--- START OF Task material ---

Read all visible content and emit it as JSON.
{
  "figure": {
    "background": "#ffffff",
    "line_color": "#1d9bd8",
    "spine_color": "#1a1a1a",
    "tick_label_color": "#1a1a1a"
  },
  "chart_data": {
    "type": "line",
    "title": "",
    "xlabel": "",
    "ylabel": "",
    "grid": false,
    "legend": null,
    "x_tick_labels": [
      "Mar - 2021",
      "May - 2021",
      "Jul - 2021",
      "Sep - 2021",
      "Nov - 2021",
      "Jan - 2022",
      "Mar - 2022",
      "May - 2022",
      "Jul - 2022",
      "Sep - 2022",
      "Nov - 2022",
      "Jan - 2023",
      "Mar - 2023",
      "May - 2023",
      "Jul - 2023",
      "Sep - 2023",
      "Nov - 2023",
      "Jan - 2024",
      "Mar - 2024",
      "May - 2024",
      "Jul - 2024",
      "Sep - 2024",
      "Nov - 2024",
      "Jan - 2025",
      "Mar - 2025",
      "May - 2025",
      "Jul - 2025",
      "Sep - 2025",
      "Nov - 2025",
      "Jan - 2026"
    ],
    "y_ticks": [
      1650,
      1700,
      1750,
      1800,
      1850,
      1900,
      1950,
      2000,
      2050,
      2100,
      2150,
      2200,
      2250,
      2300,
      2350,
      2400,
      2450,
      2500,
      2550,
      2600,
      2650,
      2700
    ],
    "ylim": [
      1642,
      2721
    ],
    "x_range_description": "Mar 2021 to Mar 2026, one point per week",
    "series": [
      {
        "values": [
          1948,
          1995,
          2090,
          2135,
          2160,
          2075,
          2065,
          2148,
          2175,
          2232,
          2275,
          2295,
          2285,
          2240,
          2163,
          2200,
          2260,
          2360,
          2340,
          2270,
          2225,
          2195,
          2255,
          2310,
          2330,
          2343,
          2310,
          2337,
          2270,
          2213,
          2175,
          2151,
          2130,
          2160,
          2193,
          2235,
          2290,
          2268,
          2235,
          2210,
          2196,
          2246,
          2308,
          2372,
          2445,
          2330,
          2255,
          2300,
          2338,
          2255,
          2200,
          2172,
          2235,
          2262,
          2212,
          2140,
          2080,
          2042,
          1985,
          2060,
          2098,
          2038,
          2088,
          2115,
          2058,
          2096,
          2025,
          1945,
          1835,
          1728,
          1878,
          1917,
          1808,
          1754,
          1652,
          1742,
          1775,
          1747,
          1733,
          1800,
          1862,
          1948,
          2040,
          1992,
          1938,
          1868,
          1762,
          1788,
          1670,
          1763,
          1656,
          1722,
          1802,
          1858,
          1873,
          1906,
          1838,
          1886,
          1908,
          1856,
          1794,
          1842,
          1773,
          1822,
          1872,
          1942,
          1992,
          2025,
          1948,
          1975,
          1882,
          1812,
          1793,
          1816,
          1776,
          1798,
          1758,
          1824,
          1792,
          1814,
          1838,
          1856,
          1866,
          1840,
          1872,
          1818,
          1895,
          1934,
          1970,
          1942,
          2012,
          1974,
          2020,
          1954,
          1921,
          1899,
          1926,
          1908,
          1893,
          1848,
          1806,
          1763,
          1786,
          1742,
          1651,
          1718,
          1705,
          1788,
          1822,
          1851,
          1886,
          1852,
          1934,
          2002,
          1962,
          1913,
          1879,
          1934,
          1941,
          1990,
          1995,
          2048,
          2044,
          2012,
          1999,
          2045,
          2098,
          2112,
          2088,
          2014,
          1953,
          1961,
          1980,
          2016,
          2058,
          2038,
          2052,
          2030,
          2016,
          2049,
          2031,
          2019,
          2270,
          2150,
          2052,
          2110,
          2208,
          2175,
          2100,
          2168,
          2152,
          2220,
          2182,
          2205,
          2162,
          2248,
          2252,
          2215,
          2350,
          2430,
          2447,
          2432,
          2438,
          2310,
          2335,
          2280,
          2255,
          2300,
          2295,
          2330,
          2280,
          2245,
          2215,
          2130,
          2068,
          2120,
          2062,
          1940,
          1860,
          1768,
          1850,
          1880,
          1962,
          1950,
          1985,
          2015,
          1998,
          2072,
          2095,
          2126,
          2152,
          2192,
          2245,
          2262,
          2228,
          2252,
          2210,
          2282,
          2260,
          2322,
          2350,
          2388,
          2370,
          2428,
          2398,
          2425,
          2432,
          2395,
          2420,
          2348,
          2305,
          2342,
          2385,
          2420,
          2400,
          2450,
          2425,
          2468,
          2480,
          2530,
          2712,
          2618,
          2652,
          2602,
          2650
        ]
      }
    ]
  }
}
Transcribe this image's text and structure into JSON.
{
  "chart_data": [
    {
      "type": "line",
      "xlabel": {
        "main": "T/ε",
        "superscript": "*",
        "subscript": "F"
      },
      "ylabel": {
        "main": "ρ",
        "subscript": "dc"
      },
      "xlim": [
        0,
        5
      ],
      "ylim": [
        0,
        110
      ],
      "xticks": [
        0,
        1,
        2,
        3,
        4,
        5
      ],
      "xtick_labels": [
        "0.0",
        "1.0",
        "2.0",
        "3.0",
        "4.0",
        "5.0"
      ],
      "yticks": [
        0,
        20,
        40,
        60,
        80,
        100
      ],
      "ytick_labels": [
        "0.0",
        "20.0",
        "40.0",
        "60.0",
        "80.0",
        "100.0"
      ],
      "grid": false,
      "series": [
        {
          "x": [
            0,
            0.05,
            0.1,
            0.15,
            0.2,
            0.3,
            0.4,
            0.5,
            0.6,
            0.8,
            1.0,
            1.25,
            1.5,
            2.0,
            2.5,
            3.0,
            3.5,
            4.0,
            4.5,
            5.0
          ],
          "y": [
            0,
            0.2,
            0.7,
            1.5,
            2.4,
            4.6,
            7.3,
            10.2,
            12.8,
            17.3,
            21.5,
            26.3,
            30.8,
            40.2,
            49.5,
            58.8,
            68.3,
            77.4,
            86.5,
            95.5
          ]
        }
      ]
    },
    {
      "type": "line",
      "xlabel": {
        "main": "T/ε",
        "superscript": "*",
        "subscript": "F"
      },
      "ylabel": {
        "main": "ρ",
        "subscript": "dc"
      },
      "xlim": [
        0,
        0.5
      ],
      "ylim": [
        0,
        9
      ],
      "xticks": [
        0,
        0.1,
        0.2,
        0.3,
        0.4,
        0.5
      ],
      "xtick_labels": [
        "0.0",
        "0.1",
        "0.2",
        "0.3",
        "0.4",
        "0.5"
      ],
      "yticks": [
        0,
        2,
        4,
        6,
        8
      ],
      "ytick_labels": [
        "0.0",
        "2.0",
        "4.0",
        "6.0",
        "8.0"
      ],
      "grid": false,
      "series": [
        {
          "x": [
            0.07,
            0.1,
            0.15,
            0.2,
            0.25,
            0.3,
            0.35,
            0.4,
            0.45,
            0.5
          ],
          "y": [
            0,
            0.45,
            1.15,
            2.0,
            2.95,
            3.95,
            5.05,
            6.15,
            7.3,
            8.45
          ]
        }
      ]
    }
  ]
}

--- END OF Task material ---

Every entry must be retyped in full, exactly as given.

_Solution to the exercise_:
Read all visible content and emit it as JSON.
{
  "figure": {
    "background": "#ffffff",
    "line_color": "#1d9bd8",
    "spine_color": "#1a1a1a",
    "tick_label_color": "#1a1a1a"
  },
  "chart_data": {
    "type": "line",
    "title": "",
    "xlabel": "",
    "ylabel": "",
    "grid": false,
    "legend": null,
    "x_tick_labels": [
      "Mar - 2021",
      "May - 2021",
      "Jul - 2021",
      "Sep - 2021",
      "Nov - 2021",
      "Jan - 2022",
      "Mar - 2022",
      "May - 2022",
      "Jul - 2022",
      "Sep - 2022",
      "Nov - 2022",
      "Jan - 2023",
      "Mar - 2023",
      "May - 2023",
      "Jul - 2023",
      "Sep - 2023",
      "Nov - 2023",
      "Jan - 2024",
      "Mar - 2024",
      "May - 2024",
      "Jul - 2024",
      "Sep - 2024",
      "Nov - 2024",
      "Jan - 2025",
      "Mar - 2025",
      "May - 2025",
      "Jul - 2025",
      "Sep - 2025",
      "Nov - 2025",
      "Jan - 2026"
    ],
    "y_ticks": [
      1650,
      1700,
      1750,
      1800,
      1850,
      1900,
      1950,
      2000,
      2050,
      2100,
      2150,
      2200,
      2250,
      2300,
      2350,
      2400,
      2450,
      2500,
      2550,
      2600,
      2650,
      2700
    ],
    "ylim": [
      1642,
      2721
    ],
    "x_range_description": "Mar 2021 to Mar 2026, one point per week",
    "series": [
      {
        "values": [
          1948,
          1995,
          2090,
          2135,
          2160,
          2075,
          2065,
          2148,
          2175,
          2232,
          2275,
          2295,
          2285,
          2240,
          2163,
          2200,
          2260,
          2360,
          2340,
          2270,
          2225,
          2195,
          2255,
          2310,
          2330,
          2343,
          2310,
          2337,
          2270,
          2213,
          2175,
          2151,
          2130,
          2160,
          2193,
          2235,
          2290,
          2268,
          2235,
          2210,
          2196,
          2246,
          2308,
          2372,
          2445,
          2330,
          2255,
          2300,
          2338,
          2255,
          2200,
          2172,
          2235,
          2262,
          2212,
          2140,
          2080,
          2042,
          1985,
          2060,
          2098,
          2038,
          2088,
          2115,
          2058,
          2096,
          2025,
          1945,
          1835,
          1728,
          1878,
          1917,
          1808,
          1754,
          1652,
          1742,
          1775,
          1747,
          1733,
          1800,
          1862,
          1948,
          2040,
          1992,
          1938,
          1868,
          1762,
          1788,
          1670,
          1763,
          1656,
          1722,
          1802,
          1858,
          1873,
          1906,
          1838,
          1886,
          1908,
          1856,
          1794,
          1842,
          1773,
          1822,
          1872,
          1942,
          1992,
          2025,
          1948,
          1975,
          1882,
          1812,
          1793,
          1816,
          1776,
          1798,
          1758,
          1824,
          1792,
          1814,
          1838,
          1856,
          1866,
          1840,
          1872,
          1818,
          1895,
          1934,
          1970,
          1942,
          2012,
          1974,
          2020,
          1954,
          1921,
          1899,
          1926,
          1908,
          1893,
          1848,
          1806,
          1763,
          1786,
          1742,
          1651,
          1718,
          1705,
          1788,
          1822,
          1851,
          1886,
          1852,
          1934,
          2002,
          1962,
          1913,
          1879,
          1934,
          1941,
          1990,
          1995,
          2048,
          2044,
          2012,
          1999,
          2045,
          2098,
          2112,
          2088,
          2014,
          1953,
          1961,
          1980,
          2016,
          2058,
          2038,
          2052,
          2030,
          2016,
          2049,
          2031,
          2019,
          2270,
          2150,
          2052,
          2110,
          2208,
          2175,
          2100,
          2168,
          2152,
          2220,
          2182,
          2205,
          2162,
          2248,
          2252,
          2215,
          2350,
          2430,
          2447,
          2432,
          2438,
          2310,
          2335,
          2280,
          2255,
          2300,
          2295,
          2330,
          2280,
          2245,
          2215,
          2130,
          2068,
          2120,
          2062,
          1940,
          1860,
          1768,
          1850,
          1880,
          1962,
          1950,
          1985,
          2015,
          1998,
          2072,
          2095,
          2126,
          2152,
          2192,
          2245,
          2262,
          2228,
          2252,
          2210,
          2282,
          2260,
          2322,
          2350,
          2388,
          2370,
          2428,
          2398,
          2425,
          2432,
          2395,
          2420,
          2348,
          2305,
          2342,
          2385,
          2420,
          2400,
          2450,
          2425,
          2468,
          2480,
          2530,
          2712,
          2618,
          2652,
          2602,
          2650
        ]
      }
    ]
  }
}
Transcribe this image's text and structure into JSON.
{
  "chart_data": [
    {
      "type": "line",
      "xlabel": {
        "main": "T/ε",
        "superscript": "*",
        "subscript": "F"
      },
      "ylabel": {
        "main": "ρ",
        "subscript": "dc"
      },
      "xlim": [
        0,
        5
      ],
      "ylim": [
        0,
        110
      ],
      "xticks": [
        0,
        1,
        2,
        3,
        4,
        5
      ],
      "xtick_labels": [
        "0.0",
        "1.0",
        "2.0",
        "3.0",
        "4.0",
        "5.0"
      ],
      "yticks": [
        0,
        20,
        40,
        60,
        80,
        100
      ],
      "ytick_labels": [
        "0.0",
        "20.0",
        "40.0",
        "60.0",
        "80.0",
        "100.0"
      ],
      "grid": false,
      "series": [
        {
          "x": [
            0,
            0.05,
            0.1,
            0.15,
            0.2,
            0.3,
            0.4,
            0.5,
            0.6,
            0.8,
            1.0,
            1.25,
            1.5,
            2.0,
            2.5,
            3.0,
            3.5,
            4.0,
            4.5,
            5.0
          ],
          "y": [
            0,
            0.2,
            0.7,
            1.5,
            2.4,
            4.6,
            7.3,
            10.2,
            12.8,
            17.3,
            21.5,
            26.3,
            30.8,
            40.2,
            49.5,
            58.8,
            68.3,
            77.4,
            86.5,
            95.5
          ]
        }
      ]
    },
    {
      "type": "line",
      "xlabel": {
        "main": "T/ε",
        "superscript": "*",
        "subscript": "F"
      },
      "ylabel": {
        "main": "ρ",
        "subscript": "dc"
      },
      "xlim": [
        0,
        0.5
      ],
      "ylim": [
        0,
        9
      ],
      "xticks": [
        0,
        0.1,
        0.2,
        0.3,
        0.4,
        0.5
      ],
      "xtick_labels": [
        "0.0",
        "0.1",
        "0.2",
        "0.3",
        "0.4",
        "0.5"
      ],
      "yticks": [
        0,
        2,
        4,
        6,
        8
      ],
      "ytick_labels": [
        "0.0",
        "2.0",
        "4.0",
        "6.0",
        "8.0"
      ],
      "grid": false,
      "series": [
        {
          "x": [
            0.07,
            0.1,
            0.15,
            0.2,
            0.25,
            0.3,
            0.35,
            0.4,
            0.45,
            0.5
          ],
          "y": [
            0,
            0.45,
            1.15,
            2.0,
            2.95,
            3.95,
            5.05,
            6.15,
            7.3,
            8.45
          ]
        }
      ]
    }
  ]
}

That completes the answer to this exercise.